*EXERCISE*
Find the lines below that contain the string "Risk". Copy each one.

--- start EXERCISE MATERIALS ---

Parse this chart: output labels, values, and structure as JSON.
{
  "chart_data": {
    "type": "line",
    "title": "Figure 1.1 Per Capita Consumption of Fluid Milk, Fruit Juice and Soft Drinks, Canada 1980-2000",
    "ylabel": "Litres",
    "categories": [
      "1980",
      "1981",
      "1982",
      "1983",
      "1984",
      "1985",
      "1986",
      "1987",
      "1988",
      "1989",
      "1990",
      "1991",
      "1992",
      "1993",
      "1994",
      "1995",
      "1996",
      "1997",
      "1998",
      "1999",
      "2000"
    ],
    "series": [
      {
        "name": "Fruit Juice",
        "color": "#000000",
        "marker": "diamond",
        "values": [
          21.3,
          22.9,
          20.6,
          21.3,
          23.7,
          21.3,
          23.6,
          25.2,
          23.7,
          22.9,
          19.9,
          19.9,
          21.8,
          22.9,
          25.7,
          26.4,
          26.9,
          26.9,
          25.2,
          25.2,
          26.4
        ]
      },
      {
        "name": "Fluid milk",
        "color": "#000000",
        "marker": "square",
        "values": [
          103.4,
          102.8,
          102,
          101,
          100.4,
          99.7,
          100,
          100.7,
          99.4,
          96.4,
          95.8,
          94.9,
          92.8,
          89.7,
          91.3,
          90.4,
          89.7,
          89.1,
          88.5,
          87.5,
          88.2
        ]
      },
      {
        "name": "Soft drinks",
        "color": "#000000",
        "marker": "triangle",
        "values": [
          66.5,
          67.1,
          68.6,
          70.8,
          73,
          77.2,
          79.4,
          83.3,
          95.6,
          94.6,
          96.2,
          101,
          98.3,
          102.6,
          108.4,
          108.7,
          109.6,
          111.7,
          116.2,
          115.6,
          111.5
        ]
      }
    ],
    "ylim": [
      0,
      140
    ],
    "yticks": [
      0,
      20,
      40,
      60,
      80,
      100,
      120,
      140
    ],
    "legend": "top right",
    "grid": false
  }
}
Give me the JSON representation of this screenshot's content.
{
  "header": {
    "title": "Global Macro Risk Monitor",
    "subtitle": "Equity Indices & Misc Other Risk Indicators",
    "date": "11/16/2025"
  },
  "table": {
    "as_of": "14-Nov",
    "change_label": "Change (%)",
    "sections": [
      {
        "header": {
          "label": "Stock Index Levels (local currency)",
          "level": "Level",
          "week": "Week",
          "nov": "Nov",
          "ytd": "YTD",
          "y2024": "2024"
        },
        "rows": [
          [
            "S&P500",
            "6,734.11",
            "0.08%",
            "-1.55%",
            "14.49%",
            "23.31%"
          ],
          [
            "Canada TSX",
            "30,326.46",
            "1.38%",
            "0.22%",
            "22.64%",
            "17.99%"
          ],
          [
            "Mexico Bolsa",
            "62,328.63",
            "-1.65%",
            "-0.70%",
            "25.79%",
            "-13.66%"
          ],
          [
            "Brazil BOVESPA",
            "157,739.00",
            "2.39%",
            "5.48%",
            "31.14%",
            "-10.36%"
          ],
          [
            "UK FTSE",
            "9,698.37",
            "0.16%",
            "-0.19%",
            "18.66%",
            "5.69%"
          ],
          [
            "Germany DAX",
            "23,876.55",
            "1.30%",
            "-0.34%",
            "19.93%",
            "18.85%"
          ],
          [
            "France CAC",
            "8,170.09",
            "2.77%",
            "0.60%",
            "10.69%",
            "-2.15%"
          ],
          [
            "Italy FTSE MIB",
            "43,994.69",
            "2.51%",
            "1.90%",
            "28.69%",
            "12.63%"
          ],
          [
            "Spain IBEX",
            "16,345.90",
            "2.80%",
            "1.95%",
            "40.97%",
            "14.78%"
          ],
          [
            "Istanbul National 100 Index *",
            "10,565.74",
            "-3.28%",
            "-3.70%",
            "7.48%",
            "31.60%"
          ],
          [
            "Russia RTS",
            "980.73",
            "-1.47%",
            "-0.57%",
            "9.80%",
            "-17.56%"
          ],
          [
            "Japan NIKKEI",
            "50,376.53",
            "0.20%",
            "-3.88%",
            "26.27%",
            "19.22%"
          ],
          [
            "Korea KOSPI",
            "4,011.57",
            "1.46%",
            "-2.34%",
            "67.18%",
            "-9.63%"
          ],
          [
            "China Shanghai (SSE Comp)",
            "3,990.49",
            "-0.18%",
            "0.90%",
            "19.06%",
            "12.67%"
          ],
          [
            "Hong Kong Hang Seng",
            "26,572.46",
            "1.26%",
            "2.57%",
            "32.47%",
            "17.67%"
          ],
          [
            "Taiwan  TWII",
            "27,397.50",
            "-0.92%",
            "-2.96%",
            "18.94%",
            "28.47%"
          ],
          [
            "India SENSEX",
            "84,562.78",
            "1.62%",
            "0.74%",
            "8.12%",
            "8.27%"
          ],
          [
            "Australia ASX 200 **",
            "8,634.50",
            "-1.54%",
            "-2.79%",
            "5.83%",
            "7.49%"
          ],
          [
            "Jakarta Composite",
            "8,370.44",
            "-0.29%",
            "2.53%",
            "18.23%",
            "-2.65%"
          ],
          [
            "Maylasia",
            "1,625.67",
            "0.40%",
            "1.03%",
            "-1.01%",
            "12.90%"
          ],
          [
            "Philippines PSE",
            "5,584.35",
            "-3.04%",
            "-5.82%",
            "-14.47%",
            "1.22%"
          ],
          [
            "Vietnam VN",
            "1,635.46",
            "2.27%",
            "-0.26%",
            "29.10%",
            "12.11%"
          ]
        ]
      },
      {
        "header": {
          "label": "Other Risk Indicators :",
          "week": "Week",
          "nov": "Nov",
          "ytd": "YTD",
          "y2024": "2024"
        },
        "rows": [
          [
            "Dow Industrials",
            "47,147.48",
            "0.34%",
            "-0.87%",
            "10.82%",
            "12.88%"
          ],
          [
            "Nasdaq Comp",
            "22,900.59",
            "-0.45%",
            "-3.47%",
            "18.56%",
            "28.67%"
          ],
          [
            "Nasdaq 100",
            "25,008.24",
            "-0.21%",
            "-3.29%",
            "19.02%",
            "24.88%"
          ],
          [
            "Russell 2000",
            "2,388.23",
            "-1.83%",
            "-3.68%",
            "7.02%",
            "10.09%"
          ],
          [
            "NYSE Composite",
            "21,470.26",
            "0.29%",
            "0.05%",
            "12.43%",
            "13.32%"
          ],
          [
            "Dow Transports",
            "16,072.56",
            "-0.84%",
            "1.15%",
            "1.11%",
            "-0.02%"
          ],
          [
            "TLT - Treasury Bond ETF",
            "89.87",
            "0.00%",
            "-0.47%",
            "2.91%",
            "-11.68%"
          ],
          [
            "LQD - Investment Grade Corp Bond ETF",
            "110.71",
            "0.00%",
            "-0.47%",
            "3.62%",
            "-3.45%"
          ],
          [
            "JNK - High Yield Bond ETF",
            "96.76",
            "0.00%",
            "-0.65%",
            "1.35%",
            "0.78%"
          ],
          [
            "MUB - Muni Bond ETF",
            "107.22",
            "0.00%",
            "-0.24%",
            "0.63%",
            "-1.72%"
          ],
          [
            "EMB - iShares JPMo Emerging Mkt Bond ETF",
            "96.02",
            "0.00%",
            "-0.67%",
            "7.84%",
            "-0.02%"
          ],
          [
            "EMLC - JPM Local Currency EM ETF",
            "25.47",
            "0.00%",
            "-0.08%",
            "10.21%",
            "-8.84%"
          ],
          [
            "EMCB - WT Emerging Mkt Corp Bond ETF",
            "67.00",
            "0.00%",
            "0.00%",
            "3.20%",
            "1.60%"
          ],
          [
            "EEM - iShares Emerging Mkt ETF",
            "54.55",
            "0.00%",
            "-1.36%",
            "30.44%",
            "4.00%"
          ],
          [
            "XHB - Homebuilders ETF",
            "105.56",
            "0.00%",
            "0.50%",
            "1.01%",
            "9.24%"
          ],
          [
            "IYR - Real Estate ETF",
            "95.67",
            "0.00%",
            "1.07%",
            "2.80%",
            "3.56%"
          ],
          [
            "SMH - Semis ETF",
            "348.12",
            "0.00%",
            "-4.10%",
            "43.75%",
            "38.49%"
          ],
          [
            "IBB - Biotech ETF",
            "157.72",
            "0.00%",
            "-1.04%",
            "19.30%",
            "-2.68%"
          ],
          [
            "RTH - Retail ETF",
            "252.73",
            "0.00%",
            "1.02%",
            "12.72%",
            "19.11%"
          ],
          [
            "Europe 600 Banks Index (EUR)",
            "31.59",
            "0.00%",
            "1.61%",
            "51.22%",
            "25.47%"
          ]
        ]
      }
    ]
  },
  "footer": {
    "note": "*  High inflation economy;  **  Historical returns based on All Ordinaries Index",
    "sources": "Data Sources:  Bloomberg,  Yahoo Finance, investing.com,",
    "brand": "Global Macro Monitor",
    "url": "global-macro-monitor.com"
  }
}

--- end EXERCISE MATERIALS ---

*RESPONSE BELOW*
    "title": "Global Macro Risk Monitor",
    "subtitle": "Equity Indices & Misc Other Risk Indicators",
          "label": "Other Risk Indicators :",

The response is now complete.